### WORKING DATA

-*-

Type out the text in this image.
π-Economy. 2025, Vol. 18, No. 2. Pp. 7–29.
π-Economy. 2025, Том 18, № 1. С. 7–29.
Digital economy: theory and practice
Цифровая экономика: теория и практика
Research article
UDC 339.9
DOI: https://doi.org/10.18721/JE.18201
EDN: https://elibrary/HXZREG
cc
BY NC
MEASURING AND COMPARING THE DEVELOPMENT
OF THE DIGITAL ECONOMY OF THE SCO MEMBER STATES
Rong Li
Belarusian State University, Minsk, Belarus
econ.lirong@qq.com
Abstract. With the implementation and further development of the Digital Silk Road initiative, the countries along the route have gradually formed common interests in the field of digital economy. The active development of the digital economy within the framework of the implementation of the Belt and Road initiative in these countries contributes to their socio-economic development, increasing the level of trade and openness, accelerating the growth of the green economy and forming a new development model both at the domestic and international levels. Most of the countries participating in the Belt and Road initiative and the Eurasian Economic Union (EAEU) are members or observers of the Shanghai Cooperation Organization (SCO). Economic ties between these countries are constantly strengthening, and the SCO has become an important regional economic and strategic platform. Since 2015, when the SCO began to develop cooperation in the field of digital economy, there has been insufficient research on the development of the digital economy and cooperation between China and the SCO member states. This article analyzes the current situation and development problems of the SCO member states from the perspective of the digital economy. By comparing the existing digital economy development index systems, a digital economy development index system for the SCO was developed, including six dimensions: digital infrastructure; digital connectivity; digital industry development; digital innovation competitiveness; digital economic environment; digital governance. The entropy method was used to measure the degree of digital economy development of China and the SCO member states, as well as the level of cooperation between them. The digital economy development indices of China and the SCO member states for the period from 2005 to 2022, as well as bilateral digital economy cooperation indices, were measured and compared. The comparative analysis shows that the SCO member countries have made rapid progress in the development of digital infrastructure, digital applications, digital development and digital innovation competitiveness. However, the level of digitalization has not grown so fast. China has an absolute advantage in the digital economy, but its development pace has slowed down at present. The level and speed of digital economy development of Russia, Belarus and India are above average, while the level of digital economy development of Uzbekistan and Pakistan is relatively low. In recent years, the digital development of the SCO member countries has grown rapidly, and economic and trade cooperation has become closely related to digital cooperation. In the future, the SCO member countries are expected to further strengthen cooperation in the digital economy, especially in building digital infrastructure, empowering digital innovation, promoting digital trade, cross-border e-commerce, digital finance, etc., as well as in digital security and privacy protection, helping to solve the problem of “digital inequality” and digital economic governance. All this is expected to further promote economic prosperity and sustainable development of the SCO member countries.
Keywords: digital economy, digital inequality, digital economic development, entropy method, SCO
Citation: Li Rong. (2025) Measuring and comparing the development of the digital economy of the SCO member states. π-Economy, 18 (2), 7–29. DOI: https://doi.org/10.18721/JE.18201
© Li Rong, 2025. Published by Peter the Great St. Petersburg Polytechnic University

-*-

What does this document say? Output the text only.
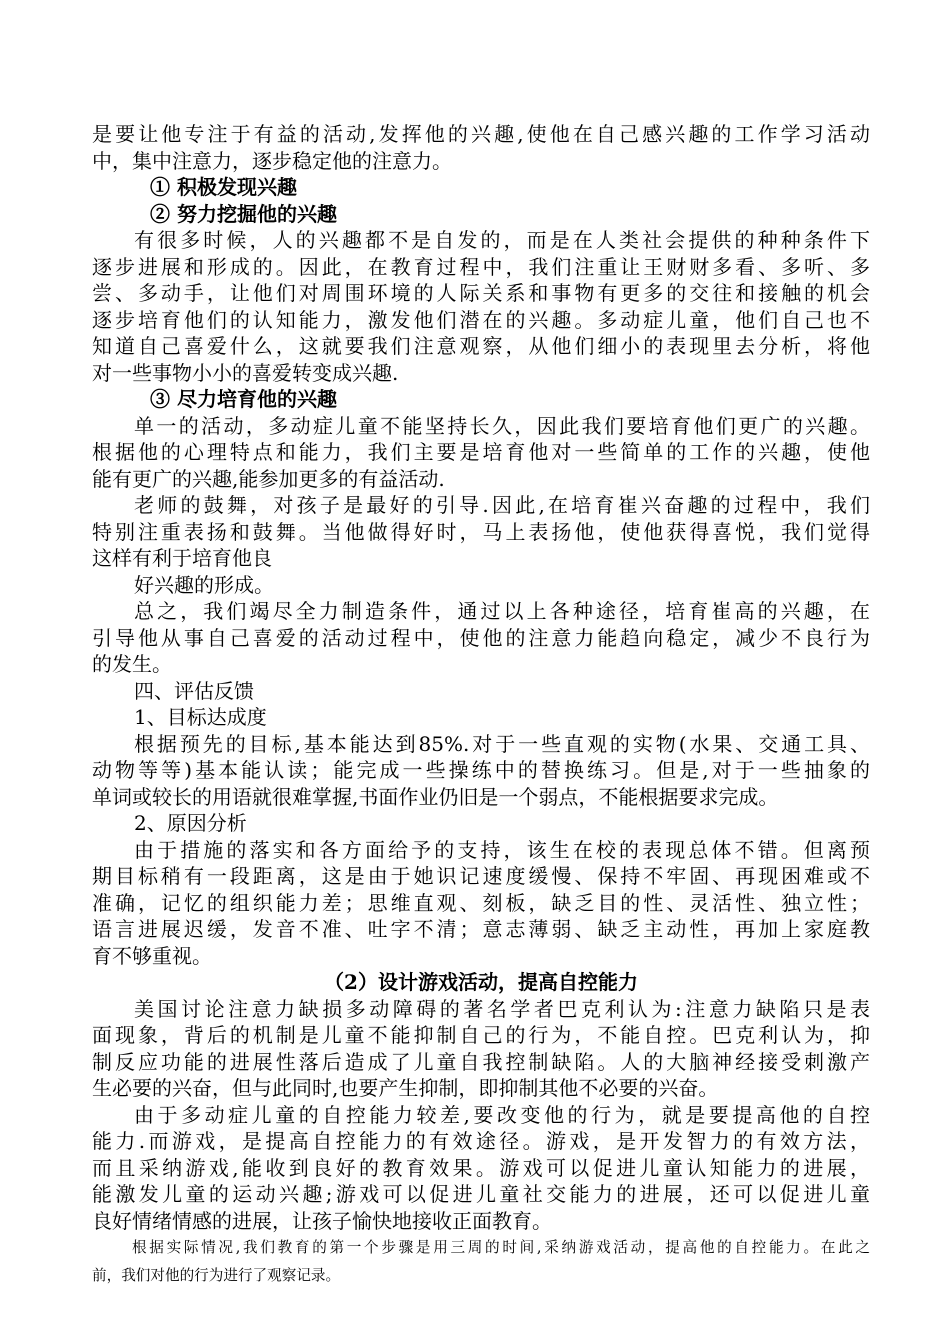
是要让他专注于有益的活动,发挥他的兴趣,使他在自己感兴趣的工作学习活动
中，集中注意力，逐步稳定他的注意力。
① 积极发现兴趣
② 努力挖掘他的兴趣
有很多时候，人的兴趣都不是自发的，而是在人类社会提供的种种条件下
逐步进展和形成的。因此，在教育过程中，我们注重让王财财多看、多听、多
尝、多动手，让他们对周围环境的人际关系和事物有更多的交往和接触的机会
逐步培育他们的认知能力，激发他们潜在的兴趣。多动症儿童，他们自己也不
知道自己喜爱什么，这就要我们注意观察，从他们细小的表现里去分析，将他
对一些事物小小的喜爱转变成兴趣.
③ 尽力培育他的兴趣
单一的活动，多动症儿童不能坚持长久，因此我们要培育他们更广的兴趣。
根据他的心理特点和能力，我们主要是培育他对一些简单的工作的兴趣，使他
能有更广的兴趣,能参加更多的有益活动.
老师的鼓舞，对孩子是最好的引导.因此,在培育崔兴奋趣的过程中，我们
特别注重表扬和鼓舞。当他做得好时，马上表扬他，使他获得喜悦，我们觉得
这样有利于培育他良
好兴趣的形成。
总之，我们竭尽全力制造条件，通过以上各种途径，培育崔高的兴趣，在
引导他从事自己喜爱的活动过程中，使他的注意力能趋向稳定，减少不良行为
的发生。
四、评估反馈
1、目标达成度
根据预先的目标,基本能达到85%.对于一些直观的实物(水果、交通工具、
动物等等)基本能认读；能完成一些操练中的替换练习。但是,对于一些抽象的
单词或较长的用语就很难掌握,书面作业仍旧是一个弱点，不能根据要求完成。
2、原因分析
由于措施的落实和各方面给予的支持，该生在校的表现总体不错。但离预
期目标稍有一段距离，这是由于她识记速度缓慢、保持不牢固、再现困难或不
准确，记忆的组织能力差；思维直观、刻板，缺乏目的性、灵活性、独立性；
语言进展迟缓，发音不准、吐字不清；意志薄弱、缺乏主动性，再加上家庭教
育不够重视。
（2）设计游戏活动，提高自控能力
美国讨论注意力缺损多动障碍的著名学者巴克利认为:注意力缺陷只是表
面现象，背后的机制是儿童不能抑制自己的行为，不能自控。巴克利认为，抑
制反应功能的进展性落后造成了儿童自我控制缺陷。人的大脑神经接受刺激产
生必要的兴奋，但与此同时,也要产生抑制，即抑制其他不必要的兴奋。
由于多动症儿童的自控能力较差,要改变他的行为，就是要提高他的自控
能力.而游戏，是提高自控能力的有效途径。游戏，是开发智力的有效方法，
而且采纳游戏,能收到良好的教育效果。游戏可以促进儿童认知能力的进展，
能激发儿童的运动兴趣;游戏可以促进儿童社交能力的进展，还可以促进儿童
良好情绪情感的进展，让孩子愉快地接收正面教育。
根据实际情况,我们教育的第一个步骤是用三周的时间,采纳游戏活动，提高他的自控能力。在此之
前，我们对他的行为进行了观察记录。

-*-

### AIM
Using the records above, select and copy every line that has the word "text".

### TASK ANSWER
Type out the text in this image.
What does this document say? Output the text only.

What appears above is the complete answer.